● **TASK MATERIAL**
● ● ● ●

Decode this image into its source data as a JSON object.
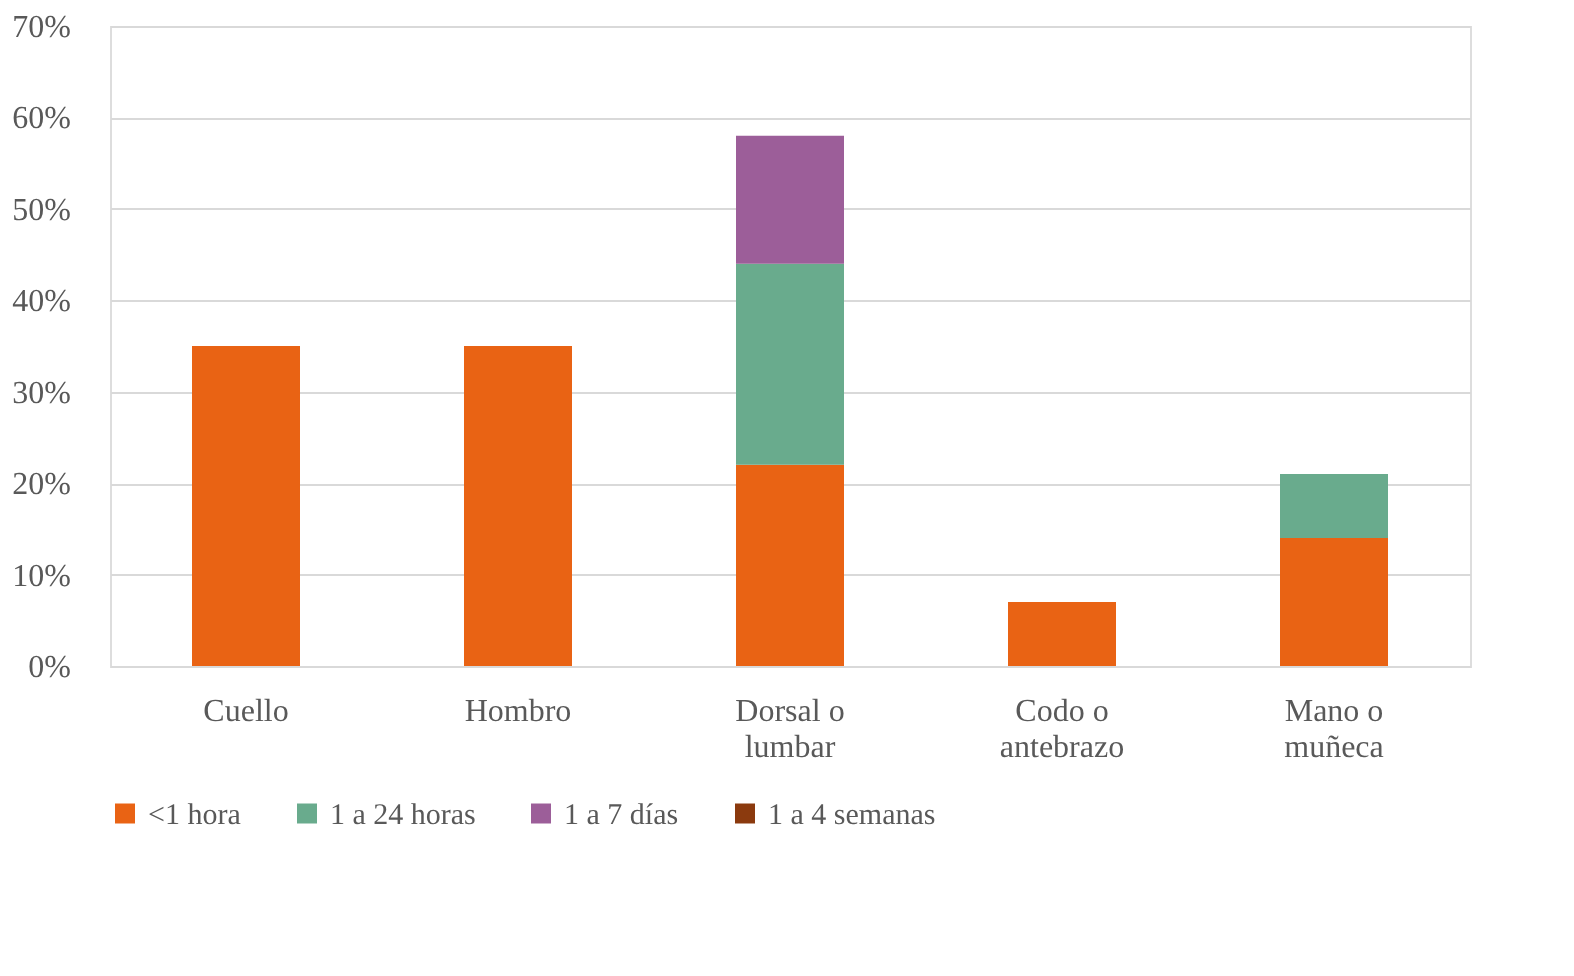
{
  "chart_data": {
    "type": "bar",
    "stacked": true,
    "categories": [
      "Cuello",
      "Hombro",
      "Dorsal o lumbar",
      "Codo o antebrazo",
      "Mano o muñeca"
    ],
    "series": [
      {
        "name": "<1 hora",
        "color": "#e96314",
        "values": [
          35,
          35,
          22,
          7,
          14
        ]
      },
      {
        "name": "1 a 24 horas",
        "color": "#69ab8d",
        "values": [
          null,
          null,
          22,
          null,
          7
        ]
      },
      {
        "name": "1 a 7 días",
        "color": "#9c5e99",
        "values": [
          null,
          null,
          14,
          null,
          null
        ]
      },
      {
        "name": "1 a 4 semanas",
        "color": "#8b3a0e",
        "values": [
          null,
          null,
          null,
          null,
          null
        ]
      }
    ],
    "ylim": [
      0,
      70
    ],
    "yticks": [
      {
        "value": 0,
        "label": "0%"
      },
      {
        "value": 10,
        "label": "10%"
      },
      {
        "value": 20,
        "label": "20%"
      },
      {
        "value": 30,
        "label": "30%"
      },
      {
        "value": 40,
        "label": "40%"
      },
      {
        "value": 50,
        "label": "50%"
      },
      {
        "value": 60,
        "label": "60%"
      },
      {
        "value": 70,
        "label": "70%"
      }
    ],
    "grid": "y",
    "legend": "bottom"
  }
}
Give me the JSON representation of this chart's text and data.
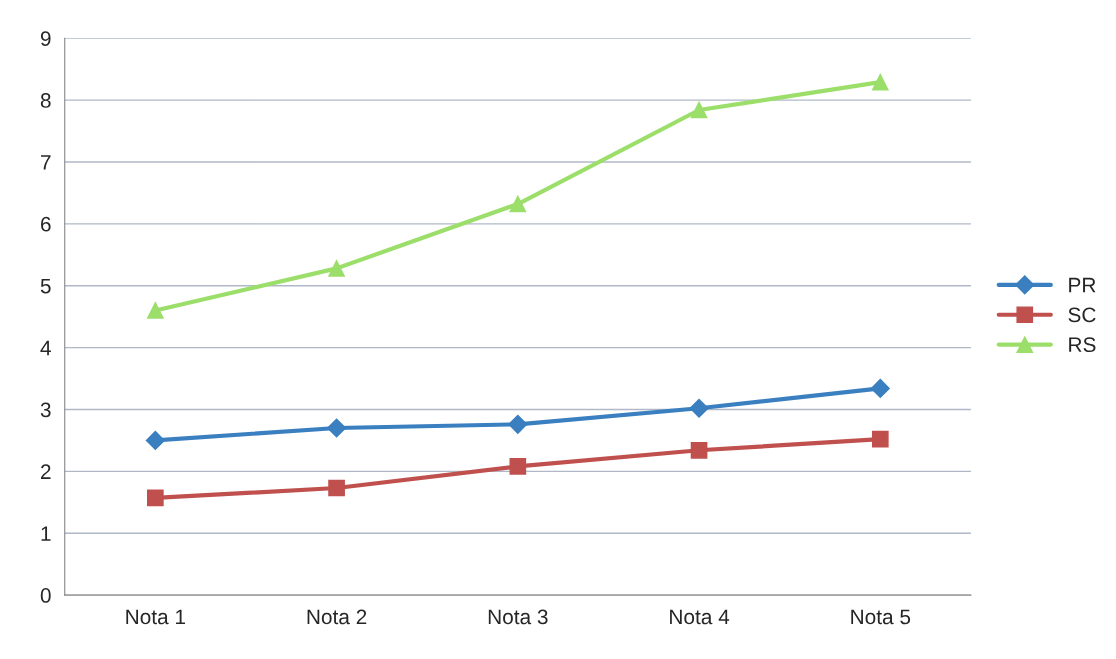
{
  "chart_data": {
    "type": "line",
    "categories": [
      "Nota 1",
      "Nota 2",
      "Nota 3",
      "Nota 4",
      "Nota 5"
    ],
    "series": [
      {
        "name": "PR",
        "color": "#3a7fc0",
        "marker": "diamond",
        "values": [
          2.5,
          2.7,
          2.76,
          3.02,
          3.34
        ]
      },
      {
        "name": "SC",
        "color": "#c0504d",
        "marker": "square",
        "values": [
          1.57,
          1.73,
          2.08,
          2.34,
          2.52
        ]
      },
      {
        "name": "RS",
        "color": "#9bde6a",
        "marker": "triangle",
        "values": [
          4.6,
          5.28,
          6.32,
          7.84,
          8.29
        ]
      }
    ],
    "ylim": [
      0,
      9
    ],
    "yticks": [
      0,
      1,
      2,
      3,
      4,
      5,
      6,
      7,
      8,
      9
    ],
    "grid": "y",
    "legend": "right",
    "line_style": "solid"
  }
}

● ● ● ●

● **DIRECTION**
Gather all lines of the records that include the word "name".

● **OUTPUT OF THE EXERCISE**
        "name": "<1 hora",
        "name": "1 a 24 horas",
        "name": "1 a 7 días",
        "name": "1 a 4 semanas",
        "name": "PR",
        "name": "SC",
        "name": "RS",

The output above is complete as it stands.